## Selected text
Asian stocks wavered on Tuesday as oil prices perched near US$110 per barrel amid the prospect of an escalation in the conflict in the Middle East and the looming deadline for a deal to be reached kept nervy investors on the sidelines.
On the mainland, the benchmark Shanghai Composite Index opened up four points, or 0.1 percent, at 3,884 on Tuesday.
The Shenzhen Component Index was 40 points, or 0.3 percent, higher at 13,392 while the ChiNext Index, tracking China's Nasdaq-style board of growth enterprises, was up 0.42 percent at 3,162.
While investors have pinned their hopes on a resolution to the war, the talks so far have yielded no progress, with US President Donald Trump imposing a deadline of Tuesday 8pm Eastern Time, or 8am on Wednesday Hong Kong time, for a deal to be reached.
That has left markets biding time with the US dollar holding onto its gains and oil prices rising.
Brent crude futures rose 0.4 percent to $110 a barrel while US West Texas Intermediate crude futures climbed 0.8 percent to US$113.
A record-breaking quarterly profit forecast from chipmaker Samsung Electronics helped lift investor mood a bit but markets remained focused on the Iran war.
MSCI's broadest index of Asia-Pacific shares outside Japan was 0.4 percent higher. The 225-issue Nikkei Stock Average opened up 157 points, or 0.3 percent, at 53,571. However, the benchmark made a U-turn and plunged into negative territory soon after, hitting 53.205 at one point before noon with losses of 207 points.

## Set problem 1
Copy the rows exactly, everything from the line containing "- bullet-icon: •: [24, 263, 56, 292]" down to the line containing "- algorithm-line-text: For k=1, .", with both of those lines included.

(Collected data entries)
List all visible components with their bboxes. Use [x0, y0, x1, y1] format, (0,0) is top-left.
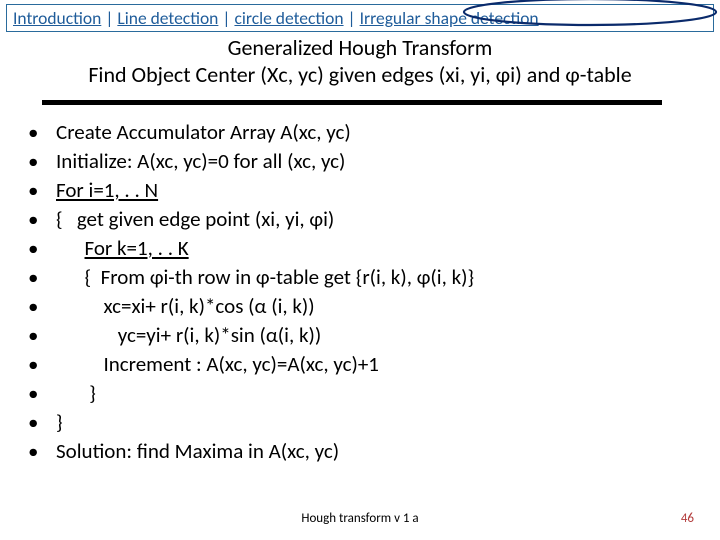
- bullet-icon: •: [24, 263, 56, 292]
- bullet-icon: •: [24, 437, 56, 466]
- nav-intro[interactable]: Introduction: [13, 7, 101, 29]
- bullet-icon: •: [24, 118, 56, 147]
- slide-title: Generalized Hough Transform Find Object …: [0, 34, 720, 88]
- algorithm-line: • xc=xi+ r(i, k)*cos (α (i, k)): [24, 292, 696, 321]
- bullet-icon: •: [24, 205, 56, 234]
- algorithm-line-text: yc=yi+ r(i, k)*sin (α(i, k)): [56, 321, 696, 350]
- page-number: 46: [681, 511, 694, 526]
- bullet-icon: •: [24, 176, 56, 205]
- algorithm-line-text: xc=xi+ r(i, k)*cos (α (i, k)): [56, 292, 696, 321]
- algorithm-line: • { From φi-th row in φ-table get {r(i, …: [24, 263, 696, 292]
- algorithm-line-text: { get given edge point (xi, yi, φi): [56, 205, 696, 234]
- algorithm-line-text: { From φi-th row in φ-table get {r(i, k)…: [56, 263, 696, 292]
- algorithm-line: •Solution: find Maxima in A(xc, yc): [24, 437, 696, 466]
- algorithm-line-text: Initialize: A(xc, yc)=0 for all (xc, yc): [56, 147, 696, 176]
- title-line-1: Generalized Hough Transform: [0, 34, 720, 61]
- nav-sep: |: [348, 7, 356, 29]
- nav-sep: |: [222, 7, 230, 29]
- bullet-icon: •: [24, 321, 56, 350]
- footer-text: Hough transform v 1 a: [0, 511, 720, 526]
- algorithm-line: • }: [24, 379, 696, 408]
- algorithm-line: •}: [24, 408, 696, 437]
- algorithm-line: •Initialize: A(xc, yc)=0 for all (xc, yc…: [24, 147, 696, 176]
- algorithm-line: •Create Accumulator Array A(xc, yc): [24, 118, 696, 147]
- algorithm-line-text: Increment : A(xc, yc)=A(xc, yc)+1: [56, 350, 696, 379]
- nav-sep: |: [105, 7, 113, 29]
- nav-line[interactable]: Line detection: [117, 7, 218, 29]
- algorithm-line-text: Solution: find Maxima in A(xc, yc): [56, 437, 696, 466]
- bullet-icon: •: [24, 408, 56, 437]
- algorithm-line-text: For k=1, . . K: [56, 234, 696, 263]
- algorithm-body: •Create Accumulator Array A(xc, yc)•Init…: [24, 118, 696, 466]
- algorithm-line-text: }: [56, 408, 696, 437]
- bullet-icon: •: [24, 350, 56, 379]
- algorithm-line-text: For i=1, . . N: [56, 176, 696, 205]
- nav-irregular[interactable]: Irregular shape detection: [360, 7, 539, 29]
- algorithm-line: •{ get given edge point (xi, yi, φi): [24, 205, 696, 234]
- algorithm-line: • Increment : A(xc, yc)=A(xc, yc)+1: [24, 350, 696, 379]
- algorithm-line-text: }: [56, 379, 696, 408]
- algorithm-line: • For k=1, . . K: [24, 234, 696, 263]
- nav-circle[interactable]: circle detection: [234, 7, 343, 29]
- horizontal-rule: [42, 100, 662, 105]
- algorithm-line-text: Create Accumulator Array A(xc, yc): [56, 118, 696, 147]
- algorithm-line: •For i=1, . . N: [24, 176, 696, 205]
- title-line-2: Find Object Center (Xc, yc) given edges …: [0, 61, 720, 88]
- breadcrumb: Introduction | Line detection | circle d…: [6, 4, 714, 32]
- bullet-icon: •: [24, 379, 56, 408]
- algorithm-line: • yc=yi+ r(i, k)*sin (α(i, k)): [24, 321, 696, 350]
- bullet-icon: •: [24, 234, 56, 263]
- bullet-icon: •: [24, 292, 56, 321]
- bullet-icon: •: [24, 147, 56, 176]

## Set problem 2
Translate this sentence from the report on Asian stocks into Spanish: "That has left markets biding time with the US dollar holding onto its gains and oil prices rising."

## Worked solution 1
- bullet-icon: •: [24, 263, 56, 292]
- bullet-icon: •: [24, 437, 56, 466]
- nav-intro[interactable]: Introduction: [13, 7, 101, 29]
- bullet-icon: •: [24, 118, 56, 147]
- slide-title: Generalized Hough Transform Find Object …: [0, 34, 720, 88]
- algorithm-line: • xc=xi+ r(i, k)*cos (α (i, k)): [24, 292, 696, 321]
- bullet-icon: •: [24, 205, 56, 234]
- algorithm-line-text: yc=yi+ r(i, k)*sin (α(i, k)): [56, 321, 696, 350]
- page-number: 46: [681, 511, 694, 526]
- bullet-icon: •: [24, 176, 56, 205]
- algorithm-line-text: xc=xi+ r(i, k)*cos (α (i, k)): [56, 292, 696, 321]
- algorithm-line: • { From φi-th row in φ-table get {r(i, …: [24, 263, 696, 292]
- algorithm-line-text: { get given edge point (xi, yi, φi): [56, 205, 696, 234]
- algorithm-line-text: { From φi-th row in φ-table get {r(i, k)…: [56, 263, 696, 292]
- algorithm-line: •Solution: find Maxima in A(xc, yc): [24, 437, 696, 466]
- algorithm-line-text: Initialize: A(xc, yc)=0 for all (xc, yc): [56, 147, 696, 176]
- title-line-1: Generalized Hough Transform: [0, 34, 720, 61]
- nav-sep: |: [348, 7, 356, 29]
- nav-sep: |: [222, 7, 230, 29]
- bullet-icon: •: [24, 321, 56, 350]
- footer-text: Hough transform v 1 a: [0, 511, 720, 526]
- algorithm-line: • }: [24, 379, 696, 408]
- algorithm-line: •}: [24, 408, 696, 437]
- algorithm-line: •Initialize: A(xc, yc)=0 for all (xc, yc…: [24, 147, 696, 176]
- algorithm-line: •Create Accumulator Array A(xc, yc): [24, 118, 696, 147]
- algorithm-line-text: Increment : A(xc, yc)=A(xc, yc)+1: [56, 350, 696, 379]
- nav-sep: |: [105, 7, 113, 29]
- nav-line[interactable]: Line detection: [117, 7, 218, 29]
- algorithm-line-text: Solution: find Maxima in A(xc, yc): [56, 437, 696, 466]
- bullet-icon: •: [24, 408, 56, 437]
- algorithm-line-text: For k=1, . . K: [56, 234, 696, 263]

## Worked solution 2
Eso ha dejado a los mercados a la espera, con el dólar estadounidense manteniendo sus ganancias y los precios del petróleo en alza.